+++ Extracted information

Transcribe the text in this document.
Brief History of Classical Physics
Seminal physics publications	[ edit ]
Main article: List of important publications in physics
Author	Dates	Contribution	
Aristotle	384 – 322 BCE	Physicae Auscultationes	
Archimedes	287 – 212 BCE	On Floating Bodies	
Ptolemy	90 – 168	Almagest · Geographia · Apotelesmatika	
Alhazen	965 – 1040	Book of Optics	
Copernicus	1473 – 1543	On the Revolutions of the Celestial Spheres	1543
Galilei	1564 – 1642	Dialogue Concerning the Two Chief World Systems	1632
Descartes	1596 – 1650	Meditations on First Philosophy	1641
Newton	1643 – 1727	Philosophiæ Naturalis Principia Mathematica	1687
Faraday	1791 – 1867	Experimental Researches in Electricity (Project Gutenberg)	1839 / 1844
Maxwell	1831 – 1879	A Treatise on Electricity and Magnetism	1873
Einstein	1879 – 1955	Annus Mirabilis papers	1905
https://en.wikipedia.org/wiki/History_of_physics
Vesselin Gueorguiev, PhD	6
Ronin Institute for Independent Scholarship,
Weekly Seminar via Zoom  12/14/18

++++++

## Stated goal
Only lines with the string "publications" belong in your answer; copy each one.

## Right answer
Seminal physics publications	[ edit ]
Main article: List of important publications in physics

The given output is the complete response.